Each entry below must be repeated word for word.

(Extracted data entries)
———

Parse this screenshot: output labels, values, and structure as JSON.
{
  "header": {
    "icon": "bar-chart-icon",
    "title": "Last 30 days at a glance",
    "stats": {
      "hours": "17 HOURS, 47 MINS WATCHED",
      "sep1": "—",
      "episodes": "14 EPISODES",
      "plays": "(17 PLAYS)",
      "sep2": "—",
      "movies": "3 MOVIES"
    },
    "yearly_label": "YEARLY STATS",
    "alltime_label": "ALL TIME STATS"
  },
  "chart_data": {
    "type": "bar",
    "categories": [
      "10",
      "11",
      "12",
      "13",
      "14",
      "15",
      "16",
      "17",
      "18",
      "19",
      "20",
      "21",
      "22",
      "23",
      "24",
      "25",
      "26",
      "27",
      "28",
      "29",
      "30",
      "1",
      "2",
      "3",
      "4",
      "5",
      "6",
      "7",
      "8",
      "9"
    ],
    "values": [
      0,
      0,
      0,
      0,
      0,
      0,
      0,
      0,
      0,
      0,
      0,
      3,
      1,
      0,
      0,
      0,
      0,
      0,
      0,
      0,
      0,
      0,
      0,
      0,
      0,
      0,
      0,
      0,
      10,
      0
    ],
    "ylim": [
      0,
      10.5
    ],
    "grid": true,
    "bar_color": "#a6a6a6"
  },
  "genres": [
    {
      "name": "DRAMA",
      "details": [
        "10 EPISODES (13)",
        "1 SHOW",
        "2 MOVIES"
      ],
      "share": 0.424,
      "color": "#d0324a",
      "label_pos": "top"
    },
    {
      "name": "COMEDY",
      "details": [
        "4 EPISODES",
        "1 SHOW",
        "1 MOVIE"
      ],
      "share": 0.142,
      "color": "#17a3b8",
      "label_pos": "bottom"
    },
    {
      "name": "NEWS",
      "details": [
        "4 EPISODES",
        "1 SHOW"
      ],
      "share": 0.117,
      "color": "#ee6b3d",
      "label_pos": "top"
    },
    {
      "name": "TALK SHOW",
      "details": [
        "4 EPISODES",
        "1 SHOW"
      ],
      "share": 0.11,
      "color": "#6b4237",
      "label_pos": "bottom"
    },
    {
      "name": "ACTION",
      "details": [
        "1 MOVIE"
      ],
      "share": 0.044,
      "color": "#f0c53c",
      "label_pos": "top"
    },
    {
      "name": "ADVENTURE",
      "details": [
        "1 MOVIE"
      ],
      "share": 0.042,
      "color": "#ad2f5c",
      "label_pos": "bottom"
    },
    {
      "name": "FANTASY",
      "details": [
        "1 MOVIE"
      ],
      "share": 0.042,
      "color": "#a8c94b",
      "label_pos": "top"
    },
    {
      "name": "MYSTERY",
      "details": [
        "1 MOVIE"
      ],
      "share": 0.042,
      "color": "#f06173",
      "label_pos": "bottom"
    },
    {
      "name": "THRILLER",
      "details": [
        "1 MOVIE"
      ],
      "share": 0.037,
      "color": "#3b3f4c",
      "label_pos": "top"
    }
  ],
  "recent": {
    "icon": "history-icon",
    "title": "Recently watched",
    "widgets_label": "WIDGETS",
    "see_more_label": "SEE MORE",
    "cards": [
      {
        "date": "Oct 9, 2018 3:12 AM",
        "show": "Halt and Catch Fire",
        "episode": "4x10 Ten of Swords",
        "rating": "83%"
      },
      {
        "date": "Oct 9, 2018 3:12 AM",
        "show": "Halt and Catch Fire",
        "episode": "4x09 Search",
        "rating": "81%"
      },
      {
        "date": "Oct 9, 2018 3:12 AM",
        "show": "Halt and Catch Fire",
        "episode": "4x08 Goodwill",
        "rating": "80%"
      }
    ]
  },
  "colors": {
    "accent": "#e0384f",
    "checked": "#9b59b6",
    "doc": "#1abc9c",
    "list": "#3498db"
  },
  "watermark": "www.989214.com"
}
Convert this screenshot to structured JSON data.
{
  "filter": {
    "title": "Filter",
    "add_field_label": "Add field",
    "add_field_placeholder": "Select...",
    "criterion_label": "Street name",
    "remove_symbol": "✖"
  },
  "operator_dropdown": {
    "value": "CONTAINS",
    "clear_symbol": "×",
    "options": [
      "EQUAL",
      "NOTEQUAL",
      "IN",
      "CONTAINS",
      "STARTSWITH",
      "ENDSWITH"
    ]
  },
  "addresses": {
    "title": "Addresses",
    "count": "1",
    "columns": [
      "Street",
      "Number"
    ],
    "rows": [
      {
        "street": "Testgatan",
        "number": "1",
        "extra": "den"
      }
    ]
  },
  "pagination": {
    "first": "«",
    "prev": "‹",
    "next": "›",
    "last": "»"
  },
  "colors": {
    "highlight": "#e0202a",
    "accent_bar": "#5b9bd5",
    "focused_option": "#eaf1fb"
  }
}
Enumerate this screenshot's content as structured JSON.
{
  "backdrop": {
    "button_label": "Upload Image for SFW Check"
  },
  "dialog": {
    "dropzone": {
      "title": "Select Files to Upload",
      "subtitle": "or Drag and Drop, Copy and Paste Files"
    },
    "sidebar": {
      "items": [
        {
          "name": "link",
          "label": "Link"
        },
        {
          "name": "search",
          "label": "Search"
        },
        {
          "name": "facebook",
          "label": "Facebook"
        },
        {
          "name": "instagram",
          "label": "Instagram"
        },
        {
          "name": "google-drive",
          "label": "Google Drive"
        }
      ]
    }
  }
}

———

§ **Result of the task**:
Parse this screenshot: output labels, values, and structure as JSON.
{
  "header": {
    "icon": "bar-chart-icon",
    "title": "Last 30 days at a glance",
    "stats": {
      "hours": "17 HOURS, 47 MINS WATCHED",
      "sep1": "—",
      "episodes": "14 EPISODES",
      "plays": "(17 PLAYS)",
      "sep2": "—",
      "movies": "3 MOVIES"
    },
    "yearly_label": "YEARLY STATS",
    "alltime_label": "ALL TIME STATS"
  },
  "chart_data": {
    "type": "bar",
    "categories": [
      "10",
      "11",
      "12",
      "13",
      "14",
      "15",
      "16",
      "17",
      "18",
      "19",
      "20",
      "21",
      "22",
      "23",
      "24",
      "25",
      "26",
      "27",
      "28",
      "29",
      "30",
      "1",
      "2",
      "3",
      "4",
      "5",
      "6",
      "7",
      "8",
      "9"
    ],
    "values": [
      0,
      0,
      0,
      0,
      0,
      0,
      0,
      0,
      0,
      0,
      0,
      3,
      1,
      0,
      0,
      0,
      0,
      0,
      0,
      0,
      0,
      0,
      0,
      0,
      0,
      0,
      0,
      0,
      10,
      0
    ],
    "ylim": [
      0,
      10.5
    ],
    "grid": true,
    "bar_color": "#a6a6a6"
  },
  "genres": [
    {
      "name": "DRAMA",
      "details": [
        "10 EPISODES (13)",
        "1 SHOW",
        "2 MOVIES"
      ],
      "share": 0.424,
      "color": "#d0324a",
      "label_pos": "top"
    },
    {
      "name": "COMEDY",
      "details": [
        "4 EPISODES",
        "1 SHOW",
        "1 MOVIE"
      ],
      "share": 0.142,
      "color": "#17a3b8",
      "label_pos": "bottom"
    },
    {
      "name": "NEWS",
      "details": [
        "4 EPISODES",
        "1 SHOW"
      ],
      "share": 0.117,
      "color": "#ee6b3d",
      "label_pos": "top"
    },
    {
      "name": "TALK SHOW",
      "details": [
        "4 EPISODES",
        "1 SHOW"
      ],
      "share": 0.11,
      "color": "#6b4237",
      "label_pos": "bottom"
    },
    {
      "name": "ACTION",
      "details": [
        "1 MOVIE"
      ],
      "share": 0.044,
      "color": "#f0c53c",
      "label_pos": "top"
    },
    {
      "name": "ADVENTURE",
      "details": [
        "1 MOVIE"
      ],
      "share": 0.042,
      "color": "#ad2f5c",
      "label_pos": "bottom"
    },
    {
      "name": "FANTASY",
      "details": [
        "1 MOVIE"
      ],
      "share": 0.042,
      "color": "#a8c94b",
      "label_pos": "top"
    },
    {
      "name": "MYSTERY",
      "details": [
        "1 MOVIE"
      ],
      "share": 0.042,
      "color": "#f06173",
      "label_pos": "bottom"
    },
    {
      "name": "THRILLER",
      "details": [
        "1 MOVIE"
      ],
      "share": 0.037,
      "color": "#3b3f4c",
      "label_pos": "top"
    }
  ],
  "recent": {
    "icon": "history-icon",
    "title": "Recently watched",
    "widgets_label": "WIDGETS",
    "see_more_label": "SEE MORE",
    "cards": [
      {
        "date": "Oct 9, 2018 3:12 AM",
        "show": "Halt and Catch Fire",
        "episode": "4x10 Ten of Swords",
        "rating": "83%"
      },
      {
        "date": "Oct 9, 2018 3:12 AM",
        "show": "Halt and Catch Fire",
        "episode": "4x09 Search",
        "rating": "81%"
      },
      {
        "date": "Oct 9, 2018 3:12 AM",
        "show": "Halt and Catch Fire",
        "episode": "4x08 Goodwill",
        "rating": "80%"
      }
    ]
  },
  "colors": {
    "accent": "#e0384f",
    "checked": "#9b59b6",
    "doc": "#1abc9c",
    "list": "#3498db"
  },
  "watermark": "www.989214.com"
}
Convert this screenshot to structured JSON data.
{
  "filter": {
    "title": "Filter",
    "add_field_label": "Add field",
    "add_field_placeholder": "Select...",
    "criterion_label": "Street name",
    "remove_symbol": "✖"
  },
  "operator_dropdown": {
    "value": "CONTAINS",
    "clear_symbol": "×",
    "options": [
      "EQUAL",
      "NOTEQUAL",
      "IN",
      "CONTAINS",
      "STARTSWITH",
      "ENDSWITH"
    ]
  },
  "addresses": {
    "title": "Addresses",
    "count": "1",
    "columns": [
      "Street",
      "Number"
    ],
    "rows": [
      {
        "street": "Testgatan",
        "number": "1",
        "extra": "den"
      }
    ]
  },
  "pagination": {
    "first": "«",
    "prev": "‹",
    "next": "›",
    "last": "»"
  },
  "colors": {
    "highlight": "#e0202a",
    "accent_bar": "#5b9bd5",
    "focused_option": "#eaf1fb"
  }
}
Enumerate this screenshot's content as structured JSON.
{
  "backdrop": {
    "button_label": "Upload Image for SFW Check"
  },
  "dialog": {
    "dropzone": {
      "title": "Select Files to Upload",
      "subtitle": "or Drag and Drop, Copy and Paste Files"
    },
    "sidebar": {
      "items": [
        {
          "name": "link",
          "label": "Link"
        },
        {
          "name": "search",
          "label": "Search"
        },
        {
          "name": "facebook",
          "label": "Facebook"
        },
        {
          "name": "instagram",
          "label": "Instagram"
        },
        {
          "name": "google-drive",
          "label": "Google Drive"
        }
      ]
    }
  }
}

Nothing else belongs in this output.